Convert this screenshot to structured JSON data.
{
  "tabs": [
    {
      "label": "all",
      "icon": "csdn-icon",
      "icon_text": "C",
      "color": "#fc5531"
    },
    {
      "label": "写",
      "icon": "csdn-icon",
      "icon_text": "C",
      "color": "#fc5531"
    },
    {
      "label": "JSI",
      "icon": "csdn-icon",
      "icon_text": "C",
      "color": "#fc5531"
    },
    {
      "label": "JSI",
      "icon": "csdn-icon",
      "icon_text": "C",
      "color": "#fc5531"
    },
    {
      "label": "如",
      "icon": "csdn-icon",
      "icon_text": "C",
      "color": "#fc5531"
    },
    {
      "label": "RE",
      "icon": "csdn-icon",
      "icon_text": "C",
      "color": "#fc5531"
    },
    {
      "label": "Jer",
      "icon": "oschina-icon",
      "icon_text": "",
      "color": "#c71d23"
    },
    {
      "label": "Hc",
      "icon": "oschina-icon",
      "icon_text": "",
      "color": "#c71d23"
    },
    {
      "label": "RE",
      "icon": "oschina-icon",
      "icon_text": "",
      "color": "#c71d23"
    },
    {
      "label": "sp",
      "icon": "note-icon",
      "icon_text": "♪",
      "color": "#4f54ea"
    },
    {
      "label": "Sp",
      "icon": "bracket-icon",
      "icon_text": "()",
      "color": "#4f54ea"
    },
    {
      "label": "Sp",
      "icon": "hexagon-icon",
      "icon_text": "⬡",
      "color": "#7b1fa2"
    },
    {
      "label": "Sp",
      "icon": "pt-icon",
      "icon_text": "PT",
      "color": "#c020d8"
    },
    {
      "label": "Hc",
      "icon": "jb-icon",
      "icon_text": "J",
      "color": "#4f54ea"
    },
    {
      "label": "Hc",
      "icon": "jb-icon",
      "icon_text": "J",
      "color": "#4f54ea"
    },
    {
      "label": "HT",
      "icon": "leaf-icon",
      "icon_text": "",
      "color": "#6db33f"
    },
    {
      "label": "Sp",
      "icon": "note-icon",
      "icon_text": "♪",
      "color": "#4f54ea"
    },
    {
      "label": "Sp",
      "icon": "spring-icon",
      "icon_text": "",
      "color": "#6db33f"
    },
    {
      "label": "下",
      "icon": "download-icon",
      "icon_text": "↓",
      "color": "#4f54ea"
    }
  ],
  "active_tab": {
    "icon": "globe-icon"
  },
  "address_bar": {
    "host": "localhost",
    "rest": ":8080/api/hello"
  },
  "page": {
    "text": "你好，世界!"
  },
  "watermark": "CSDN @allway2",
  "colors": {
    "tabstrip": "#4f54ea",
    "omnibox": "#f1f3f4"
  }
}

# # #

What the task requires —
Extract the complete listing above, reproducing each line exactly.

Correct answer —
Convert this screenshot to structured JSON data.
{
  "tabs": [
    {
      "label": "all",
      "icon": "csdn-icon",
      "icon_text": "C",
      "color": "#fc5531"
    },
    {
      "label": "写",
      "icon": "csdn-icon",
      "icon_text": "C",
      "color": "#fc5531"
    },
    {
      "label": "JSI",
      "icon": "csdn-icon",
      "icon_text": "C",
      "color": "#fc5531"
    },
    {
      "label": "JSI",
      "icon": "csdn-icon",
      "icon_text": "C",
      "color": "#fc5531"
    },
    {
      "label": "如",
      "icon": "csdn-icon",
      "icon_text": "C",
      "color": "#fc5531"
    },
    {
      "label": "RE",
      "icon": "csdn-icon",
      "icon_text": "C",
      "color": "#fc5531"
    },
    {
      "label": "Jer",
      "icon": "oschina-icon",
      "icon_text": "",
      "color": "#c71d23"
    },
    {
      "label": "Hc",
      "icon": "oschina-icon",
      "icon_text": "",
      "color": "#c71d23"
    },
    {
      "label": "RE",
      "icon": "oschina-icon",
      "icon_text": "",
      "color": "#c71d23"
    },
    {
      "label": "sp",
      "icon": "note-icon",
      "icon_text": "♪",
      "color": "#4f54ea"
    },
    {
      "label": "Sp",
      "icon": "bracket-icon",
      "icon_text": "()",
      "color": "#4f54ea"
    },
    {
      "label": "Sp",
      "icon": "hexagon-icon",
      "icon_text": "⬡",
      "color": "#7b1fa2"
    },
    {
      "label": "Sp",
      "icon": "pt-icon",
      "icon_text": "PT",
      "color": "#c020d8"
    },
    {
      "label": "Hc",
      "icon": "jb-icon",
      "icon_text": "J",
      "color": "#4f54ea"
    },
    {
      "label": "Hc",
      "icon": "jb-icon",
      "icon_text": "J",
      "color": "#4f54ea"
    },
    {
      "label": "HT",
      "icon": "leaf-icon",
      "icon_text": "",
      "color": "#6db33f"
    },
    {
      "label": "Sp",
      "icon": "note-icon",
      "icon_text": "♪",
      "color": "#4f54ea"
    },
    {
      "label": "Sp",
      "icon": "spring-icon",
      "icon_text": "",
      "color": "#6db33f"
    },
    {
      "label": "下",
      "icon": "download-icon",
      "icon_text": "↓",
      "color": "#4f54ea"
    }
  ],
  "active_tab": {
    "icon": "globe-icon"
  },
  "address_bar": {
    "host": "localhost",
    "rest": ":8080/api/hello"
  },
  "page": {
    "text": "你好，世界!"
  },
  "watermark": "CSDN @allway2",
  "colors": {
    "tabstrip": "#4f54ea",
    "omnibox": "#f1f3f4"
  }
}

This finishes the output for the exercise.